* [Exercise brief] Reproduce the full listing below unchanged, apart from the pictures.

* [Data]
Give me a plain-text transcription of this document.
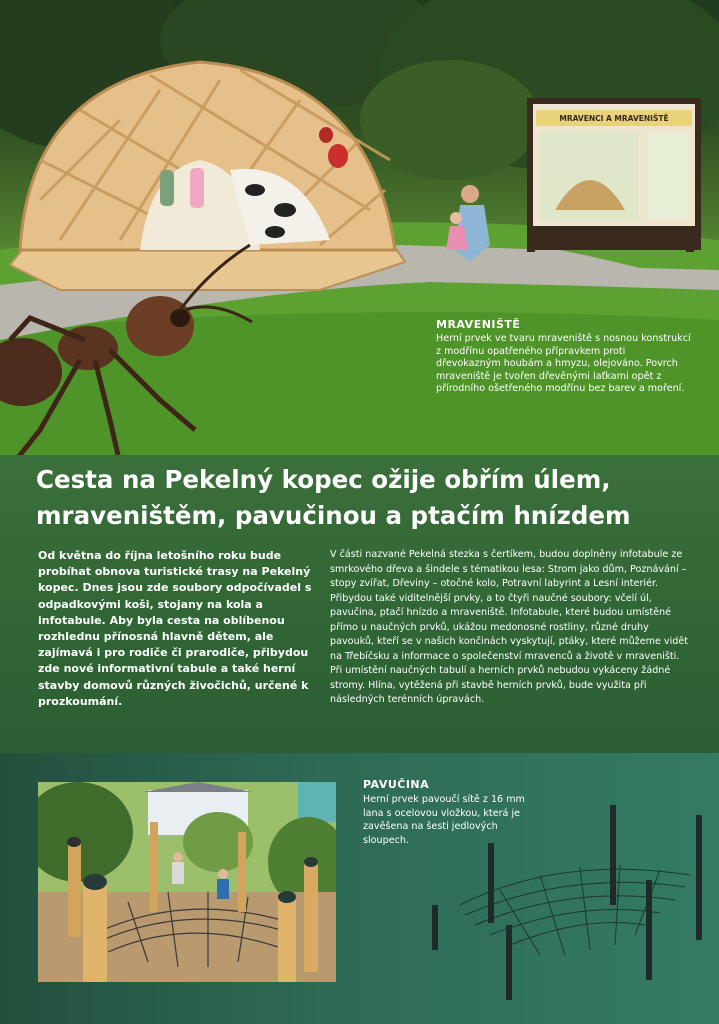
MRAVENCI A MRAVENIŠTĚ

MRAVENIŠTĚ

Herní prvek ve tvaru mraveniště s nosnou konstrukcí z modřínu opatřeného přípravkem proti dřevokazným houbám a hmyzu, olejováno. Povrch mraveniště je tvořen dřevěnými laťkami opět z přírodního ošetřeného modřínu bez barev a moření.

Cesta na Pekelný kopec ožije obřím úlem, mraveništěm, pavučinou a ptačím hnízdem

Od května do října letošního roku bude probíhat obnova turistické trasy na Pekelný kopec. Dnes jsou zde soubory odpočívadel s odpadkovými koši, stojany na kola a infotabule. Aby byla cesta na oblíbenou rozhlednu přínosná hlavně dětem, ale zajímavá i pro rodiče či prarodiče, přibydou zde nové informativní tabule a také herní stavby domovů různých živočichů, určené k prozkoumání.

V části nazvané Pekelná stezka s čertíkem, budou doplněny infotabule ze smrkového dřeva a šindele s tématikou lesa: Strom jako dům, Poznávání – stopy zvířat, Dřeviny – otočné kolo, Potravní labyrint a Lesní interiér. Přibydou také viditelnější prvky, a to čtyři naučné soubory: včelí úl, pavučina, ptačí hnízdo a mraveniště. Infotabule, které budou umístěné přímo u naučných prvků, ukážou medonosné rostliny, různé druhy pavouků, kteří se v našich končinách vyskytují, ptáky, které můžeme vidět na Třebíčsku a informace o společenství mravenců a životě v mraveništi.

Při umístění naučných tabulí a herních prvků nebudou vykáceny žádné stromy. Hlína, vytěžená při stavbě herních prvků, bude využita při následných terénních úpravách.

PAVUČINA

Herní prvek pavoučí sítě z 16 mm lana s ocelovou vložkou, která je zavěšena na šesti jedlových sloupech.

* [Exercise response]
Give me a plain-text transcription of this document.
MRAVENCI A MRAVENIŠTĚ

MRAVENIŠTĚ

Herní prvek ve tvaru mraveniště s nosnou konstrukcí z modřínu opatřeného přípravkem proti dřevokazným houbám a hmyzu, olejováno. Povrch mraveniště je tvořen dřevěnými laťkami opět z přírodního ošetřeného modřínu bez barev a moření.

Cesta na Pekelný kopec ožije obřím úlem, mraveništěm, pavučinou a ptačím hnízdem

Od května do října letošního roku bude probíhat obnova turistické trasy na Pekelný kopec. Dnes jsou zde soubory odpočívadel s odpadkovými koši, stojany na kola a infotabule. Aby byla cesta na oblíbenou rozhlednu přínosná hlavně dětem, ale zajímavá i pro rodiče či prarodiče, přibydou zde nové informativní tabule a také herní stavby domovů různých živočichů, určené k prozkoumání.

V části nazvané Pekelná stezka s čertíkem, budou doplněny infotabule ze smrkového dřeva a šindele s tématikou lesa: Strom jako dům, Poznávání – stopy zvířat, Dřeviny – otočné kolo, Potravní labyrint a Lesní interiér. Přibydou také viditelnější prvky, a to čtyři naučné soubory: včelí úl, pavučina, ptačí hnízdo a mraveniště. Infotabule, které budou umístěné přímo u naučných prvků, ukážou medonosné rostliny, různé druhy pavouků, kteří se v našich končinách vyskytují, ptáky, které můžeme vidět na Třebíčsku a informace o společenství mravenců a životě v mraveništi.

Při umístění naučných tabulí a herních prvků nebudou vykáceny žádné stromy. Hlína, vytěžená při stavbě herních prvků, bude využita při následných terénních úpravách.

PAVUČINA

Herní prvek pavoučí sítě z 16 mm lana s ocelovou vložkou, která je zavěšena na šesti jedlových sloupech.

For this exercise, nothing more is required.